PROBLEM DESCRIPTION
Below are records to be output exactly, every one of them.

━━ EXERCISE INPUTS

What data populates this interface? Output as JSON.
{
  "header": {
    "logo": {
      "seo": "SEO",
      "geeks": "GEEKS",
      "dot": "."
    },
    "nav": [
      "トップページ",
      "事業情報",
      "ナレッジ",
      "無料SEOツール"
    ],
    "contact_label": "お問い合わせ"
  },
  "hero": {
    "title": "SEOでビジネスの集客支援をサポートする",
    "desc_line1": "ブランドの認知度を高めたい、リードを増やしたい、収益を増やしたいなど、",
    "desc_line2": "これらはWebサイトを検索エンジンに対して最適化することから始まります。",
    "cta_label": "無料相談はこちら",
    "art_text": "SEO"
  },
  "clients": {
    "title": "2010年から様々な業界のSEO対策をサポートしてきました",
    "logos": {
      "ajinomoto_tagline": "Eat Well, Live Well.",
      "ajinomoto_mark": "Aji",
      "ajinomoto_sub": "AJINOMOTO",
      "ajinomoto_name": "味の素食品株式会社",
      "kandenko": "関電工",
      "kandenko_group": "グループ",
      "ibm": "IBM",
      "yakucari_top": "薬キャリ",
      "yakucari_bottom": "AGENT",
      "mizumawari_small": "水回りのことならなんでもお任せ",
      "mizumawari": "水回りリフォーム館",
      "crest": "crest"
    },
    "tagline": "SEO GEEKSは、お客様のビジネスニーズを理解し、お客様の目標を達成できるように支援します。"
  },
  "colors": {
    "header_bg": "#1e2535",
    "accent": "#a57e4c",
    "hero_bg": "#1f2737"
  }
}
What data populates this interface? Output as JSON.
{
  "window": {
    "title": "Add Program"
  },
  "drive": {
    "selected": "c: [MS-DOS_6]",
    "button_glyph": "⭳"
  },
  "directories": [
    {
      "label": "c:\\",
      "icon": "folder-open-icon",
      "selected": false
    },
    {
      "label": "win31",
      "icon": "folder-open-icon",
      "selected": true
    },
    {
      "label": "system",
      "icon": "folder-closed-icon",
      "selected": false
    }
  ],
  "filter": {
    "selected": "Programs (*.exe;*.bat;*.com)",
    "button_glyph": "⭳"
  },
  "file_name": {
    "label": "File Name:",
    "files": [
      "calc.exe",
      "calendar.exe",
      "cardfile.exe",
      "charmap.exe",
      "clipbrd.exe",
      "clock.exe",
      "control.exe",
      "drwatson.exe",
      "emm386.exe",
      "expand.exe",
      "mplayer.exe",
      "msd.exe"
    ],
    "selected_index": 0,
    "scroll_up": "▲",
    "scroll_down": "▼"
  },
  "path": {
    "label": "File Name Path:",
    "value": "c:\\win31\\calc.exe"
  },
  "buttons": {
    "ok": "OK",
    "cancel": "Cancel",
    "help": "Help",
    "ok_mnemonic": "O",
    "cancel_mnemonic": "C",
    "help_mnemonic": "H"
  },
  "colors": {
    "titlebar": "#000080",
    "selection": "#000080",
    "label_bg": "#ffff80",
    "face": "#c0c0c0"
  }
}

━━━━

EXERCISE SOLUTION
What data populates this interface? Output as JSON.
{
  "header": {
    "logo": {
      "seo": "SEO",
      "geeks": "GEEKS",
      "dot": "."
    },
    "nav": [
      "トップページ",
      "事業情報",
      "ナレッジ",
      "無料SEOツール"
    ],
    "contact_label": "お問い合わせ"
  },
  "hero": {
    "title": "SEOでビジネスの集客支援をサポートする",
    "desc_line1": "ブランドの認知度を高めたい、リードを増やしたい、収益を増やしたいなど、",
    "desc_line2": "これらはWebサイトを検索エンジンに対して最適化することから始まります。",
    "cta_label": "無料相談はこちら",
    "art_text": "SEO"
  },
  "clients": {
    "title": "2010年から様々な業界のSEO対策をサポートしてきました",
    "logos": {
      "ajinomoto_tagline": "Eat Well, Live Well.",
      "ajinomoto_mark": "Aji",
      "ajinomoto_sub": "AJINOMOTO",
      "ajinomoto_name": "味の素食品株式会社",
      "kandenko": "関電工",
      "kandenko_group": "グループ",
      "ibm": "IBM",
      "yakucari_top": "薬キャリ",
      "yakucari_bottom": "AGENT",
      "mizumawari_small": "水回りのことならなんでもお任せ",
      "mizumawari": "水回りリフォーム館",
      "crest": "crest"
    },
    "tagline": "SEO GEEKSは、お客様のビジネスニーズを理解し、お客様の目標を達成できるように支援します。"
  },
  "colors": {
    "header_bg": "#1e2535",
    "accent": "#a57e4c",
    "hero_bg": "#1f2737"
  }
}
What data populates this interface? Output as JSON.
{
  "window": {
    "title": "Add Program"
  },
  "drive": {
    "selected": "c: [MS-DOS_6]",
    "button_glyph": "⭳"
  },
  "directories": [
    {
      "label": "c:\\",
      "icon": "folder-open-icon",
      "selected": false
    },
    {
      "label": "win31",
      "icon": "folder-open-icon",
      "selected": true
    },
    {
      "label": "system",
      "icon": "folder-closed-icon",
      "selected": false
    }
  ],
  "filter": {
    "selected": "Programs (*.exe;*.bat;*.com)",
    "button_glyph": "⭳"
  },
  "file_name": {
    "label": "File Name:",
    "files": [
      "calc.exe",
      "calendar.exe",
      "cardfile.exe",
      "charmap.exe",
      "clipbrd.exe",
      "clock.exe",
      "control.exe",
      "drwatson.exe",
      "emm386.exe",
      "expand.exe",
      "mplayer.exe",
      "msd.exe"
    ],
    "selected_index": 0,
    "scroll_up": "▲",
    "scroll_down": "▼"
  },
  "path": {
    "label": "File Name Path:",
    "value": "c:\\win31\\calc.exe"
  },
  "buttons": {
    "ok": "OK",
    "cancel": "Cancel",
    "help": "Help",
    "ok_mnemonic": "O",
    "cancel_mnemonic": "C",
    "help_mnemonic": "H"
  },
  "colors": {
    "titlebar": "#000080",
    "selection": "#000080",
    "label_bg": "#ffff80",
    "face": "#c0c0c0"
  }
}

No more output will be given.